* What this task involves *
Look through the records that follow. Copy every line containing the word "Union".

* Task inputs *
======

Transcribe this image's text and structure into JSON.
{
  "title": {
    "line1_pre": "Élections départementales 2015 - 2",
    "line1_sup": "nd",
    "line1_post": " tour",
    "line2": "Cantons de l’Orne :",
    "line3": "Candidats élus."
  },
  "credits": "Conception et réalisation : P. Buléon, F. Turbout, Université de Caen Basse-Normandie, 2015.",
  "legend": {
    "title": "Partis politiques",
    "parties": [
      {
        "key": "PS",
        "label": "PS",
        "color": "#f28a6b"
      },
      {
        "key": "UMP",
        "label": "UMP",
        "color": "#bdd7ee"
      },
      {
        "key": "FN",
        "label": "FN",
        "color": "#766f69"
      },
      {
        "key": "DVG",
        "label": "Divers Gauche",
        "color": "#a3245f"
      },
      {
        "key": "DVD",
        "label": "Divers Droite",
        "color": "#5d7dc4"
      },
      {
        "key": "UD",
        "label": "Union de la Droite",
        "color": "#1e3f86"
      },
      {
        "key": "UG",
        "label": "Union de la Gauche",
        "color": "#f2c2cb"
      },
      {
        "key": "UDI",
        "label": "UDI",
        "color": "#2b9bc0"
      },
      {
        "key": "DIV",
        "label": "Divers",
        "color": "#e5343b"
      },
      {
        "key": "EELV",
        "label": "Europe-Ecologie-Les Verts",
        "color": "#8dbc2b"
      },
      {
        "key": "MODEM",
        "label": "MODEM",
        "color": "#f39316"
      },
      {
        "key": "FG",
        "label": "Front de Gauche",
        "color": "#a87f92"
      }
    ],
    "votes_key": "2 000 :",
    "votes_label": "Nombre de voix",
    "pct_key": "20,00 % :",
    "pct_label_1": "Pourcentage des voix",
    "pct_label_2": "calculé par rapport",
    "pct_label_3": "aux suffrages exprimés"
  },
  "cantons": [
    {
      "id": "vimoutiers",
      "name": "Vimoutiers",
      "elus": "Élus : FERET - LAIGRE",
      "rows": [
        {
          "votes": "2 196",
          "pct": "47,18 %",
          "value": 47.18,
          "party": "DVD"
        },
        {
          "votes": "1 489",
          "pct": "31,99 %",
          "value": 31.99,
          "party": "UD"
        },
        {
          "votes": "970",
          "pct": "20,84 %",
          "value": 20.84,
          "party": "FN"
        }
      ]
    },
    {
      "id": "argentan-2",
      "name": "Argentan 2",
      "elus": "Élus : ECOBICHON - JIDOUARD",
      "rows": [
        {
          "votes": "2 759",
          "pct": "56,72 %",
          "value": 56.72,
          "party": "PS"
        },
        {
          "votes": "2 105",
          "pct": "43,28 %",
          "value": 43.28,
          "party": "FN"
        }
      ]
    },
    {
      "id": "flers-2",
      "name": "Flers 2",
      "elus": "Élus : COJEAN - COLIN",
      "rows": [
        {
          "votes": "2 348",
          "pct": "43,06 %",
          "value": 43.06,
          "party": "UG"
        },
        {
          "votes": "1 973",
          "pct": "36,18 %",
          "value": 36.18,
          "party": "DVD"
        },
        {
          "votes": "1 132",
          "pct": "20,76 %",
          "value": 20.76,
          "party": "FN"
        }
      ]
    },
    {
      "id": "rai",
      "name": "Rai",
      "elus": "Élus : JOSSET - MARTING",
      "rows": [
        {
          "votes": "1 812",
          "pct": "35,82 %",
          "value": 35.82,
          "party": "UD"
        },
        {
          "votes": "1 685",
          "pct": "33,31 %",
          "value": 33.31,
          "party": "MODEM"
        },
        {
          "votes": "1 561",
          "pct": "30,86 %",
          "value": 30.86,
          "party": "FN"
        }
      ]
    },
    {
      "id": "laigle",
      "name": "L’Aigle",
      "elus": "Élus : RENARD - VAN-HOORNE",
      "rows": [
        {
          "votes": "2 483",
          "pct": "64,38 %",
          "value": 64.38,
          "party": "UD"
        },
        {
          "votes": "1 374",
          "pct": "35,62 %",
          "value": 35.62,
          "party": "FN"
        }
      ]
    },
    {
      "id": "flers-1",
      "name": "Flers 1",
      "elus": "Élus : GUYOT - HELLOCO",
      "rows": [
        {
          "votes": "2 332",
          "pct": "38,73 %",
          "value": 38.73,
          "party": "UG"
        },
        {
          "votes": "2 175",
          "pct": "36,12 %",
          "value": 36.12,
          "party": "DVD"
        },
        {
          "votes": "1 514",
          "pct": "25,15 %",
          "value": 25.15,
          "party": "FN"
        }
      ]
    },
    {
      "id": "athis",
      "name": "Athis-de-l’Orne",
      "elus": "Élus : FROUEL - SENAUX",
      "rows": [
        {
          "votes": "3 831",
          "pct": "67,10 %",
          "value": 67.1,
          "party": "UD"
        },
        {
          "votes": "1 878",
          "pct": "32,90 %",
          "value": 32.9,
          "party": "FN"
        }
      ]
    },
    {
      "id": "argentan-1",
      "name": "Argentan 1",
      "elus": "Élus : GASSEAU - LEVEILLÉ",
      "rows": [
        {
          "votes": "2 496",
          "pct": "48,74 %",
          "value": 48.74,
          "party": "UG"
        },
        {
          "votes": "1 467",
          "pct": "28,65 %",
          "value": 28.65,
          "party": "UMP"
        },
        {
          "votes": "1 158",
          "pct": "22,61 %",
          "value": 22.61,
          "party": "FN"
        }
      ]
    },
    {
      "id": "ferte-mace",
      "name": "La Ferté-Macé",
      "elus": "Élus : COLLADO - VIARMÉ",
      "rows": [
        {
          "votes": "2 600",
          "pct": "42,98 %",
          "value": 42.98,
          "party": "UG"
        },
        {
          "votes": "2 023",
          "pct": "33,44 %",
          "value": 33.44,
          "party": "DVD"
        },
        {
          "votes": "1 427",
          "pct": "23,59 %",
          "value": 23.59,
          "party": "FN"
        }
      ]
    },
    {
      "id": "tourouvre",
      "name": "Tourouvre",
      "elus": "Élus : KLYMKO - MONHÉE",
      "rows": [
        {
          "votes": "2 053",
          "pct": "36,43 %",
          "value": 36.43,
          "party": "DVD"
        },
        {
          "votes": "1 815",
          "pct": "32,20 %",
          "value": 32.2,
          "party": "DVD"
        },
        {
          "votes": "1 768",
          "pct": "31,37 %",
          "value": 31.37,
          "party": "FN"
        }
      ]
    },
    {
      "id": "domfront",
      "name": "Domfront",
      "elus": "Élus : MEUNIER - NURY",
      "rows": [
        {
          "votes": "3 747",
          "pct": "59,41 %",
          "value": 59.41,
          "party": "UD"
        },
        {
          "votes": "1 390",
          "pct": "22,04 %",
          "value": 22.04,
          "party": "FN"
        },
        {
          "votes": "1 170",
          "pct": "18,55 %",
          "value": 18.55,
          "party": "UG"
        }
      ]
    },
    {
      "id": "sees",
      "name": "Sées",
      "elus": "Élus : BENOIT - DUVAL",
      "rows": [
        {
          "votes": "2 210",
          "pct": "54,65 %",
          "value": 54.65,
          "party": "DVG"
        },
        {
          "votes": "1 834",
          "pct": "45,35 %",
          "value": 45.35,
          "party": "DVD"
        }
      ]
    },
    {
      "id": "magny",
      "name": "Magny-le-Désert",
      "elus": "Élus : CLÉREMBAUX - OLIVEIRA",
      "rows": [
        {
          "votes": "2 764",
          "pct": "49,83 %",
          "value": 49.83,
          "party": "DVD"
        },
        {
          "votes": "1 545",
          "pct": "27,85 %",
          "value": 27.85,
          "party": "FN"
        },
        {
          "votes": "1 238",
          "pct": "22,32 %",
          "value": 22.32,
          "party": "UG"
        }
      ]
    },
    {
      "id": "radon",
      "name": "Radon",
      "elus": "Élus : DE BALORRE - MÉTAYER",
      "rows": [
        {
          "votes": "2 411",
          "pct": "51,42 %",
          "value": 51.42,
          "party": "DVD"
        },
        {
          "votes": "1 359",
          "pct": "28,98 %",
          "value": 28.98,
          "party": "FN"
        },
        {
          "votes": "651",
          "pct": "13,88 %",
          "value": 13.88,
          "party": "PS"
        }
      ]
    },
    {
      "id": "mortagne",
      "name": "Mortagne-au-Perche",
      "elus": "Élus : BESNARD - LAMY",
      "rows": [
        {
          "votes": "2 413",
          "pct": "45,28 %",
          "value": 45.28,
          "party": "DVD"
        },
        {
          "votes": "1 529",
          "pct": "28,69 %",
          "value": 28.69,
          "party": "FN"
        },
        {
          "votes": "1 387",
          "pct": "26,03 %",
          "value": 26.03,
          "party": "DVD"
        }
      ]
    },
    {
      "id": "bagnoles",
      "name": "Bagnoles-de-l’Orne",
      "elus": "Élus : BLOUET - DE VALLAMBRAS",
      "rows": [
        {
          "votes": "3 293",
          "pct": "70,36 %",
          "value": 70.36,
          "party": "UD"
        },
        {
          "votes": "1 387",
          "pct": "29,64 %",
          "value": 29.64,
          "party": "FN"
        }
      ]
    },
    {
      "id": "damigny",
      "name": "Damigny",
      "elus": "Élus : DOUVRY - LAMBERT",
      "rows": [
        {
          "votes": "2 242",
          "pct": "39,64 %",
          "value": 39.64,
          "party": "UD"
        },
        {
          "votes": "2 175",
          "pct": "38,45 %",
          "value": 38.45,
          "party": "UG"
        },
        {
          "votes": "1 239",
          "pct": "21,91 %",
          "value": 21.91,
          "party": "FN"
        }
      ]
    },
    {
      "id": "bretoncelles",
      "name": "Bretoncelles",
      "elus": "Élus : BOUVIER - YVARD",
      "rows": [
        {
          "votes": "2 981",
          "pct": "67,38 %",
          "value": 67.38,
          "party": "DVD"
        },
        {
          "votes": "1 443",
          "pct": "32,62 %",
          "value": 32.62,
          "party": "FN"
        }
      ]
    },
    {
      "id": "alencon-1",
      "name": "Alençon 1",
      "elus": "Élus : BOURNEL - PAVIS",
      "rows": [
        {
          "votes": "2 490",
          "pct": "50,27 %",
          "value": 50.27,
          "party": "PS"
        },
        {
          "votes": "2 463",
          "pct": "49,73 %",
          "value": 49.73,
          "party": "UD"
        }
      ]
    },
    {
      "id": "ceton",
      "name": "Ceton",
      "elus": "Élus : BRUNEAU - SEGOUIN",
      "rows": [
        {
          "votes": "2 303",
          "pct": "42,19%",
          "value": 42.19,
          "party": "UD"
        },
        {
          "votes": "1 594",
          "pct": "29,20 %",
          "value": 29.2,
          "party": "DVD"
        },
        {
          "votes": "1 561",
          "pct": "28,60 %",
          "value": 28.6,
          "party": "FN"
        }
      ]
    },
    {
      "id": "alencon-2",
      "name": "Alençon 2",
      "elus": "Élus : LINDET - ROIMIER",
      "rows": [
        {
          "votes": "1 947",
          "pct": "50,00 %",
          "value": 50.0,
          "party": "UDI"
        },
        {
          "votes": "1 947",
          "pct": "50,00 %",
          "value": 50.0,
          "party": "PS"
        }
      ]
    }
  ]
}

======

* Correct output *
        "label": "Union de la Droite",
        "label": "Union de la Gauche",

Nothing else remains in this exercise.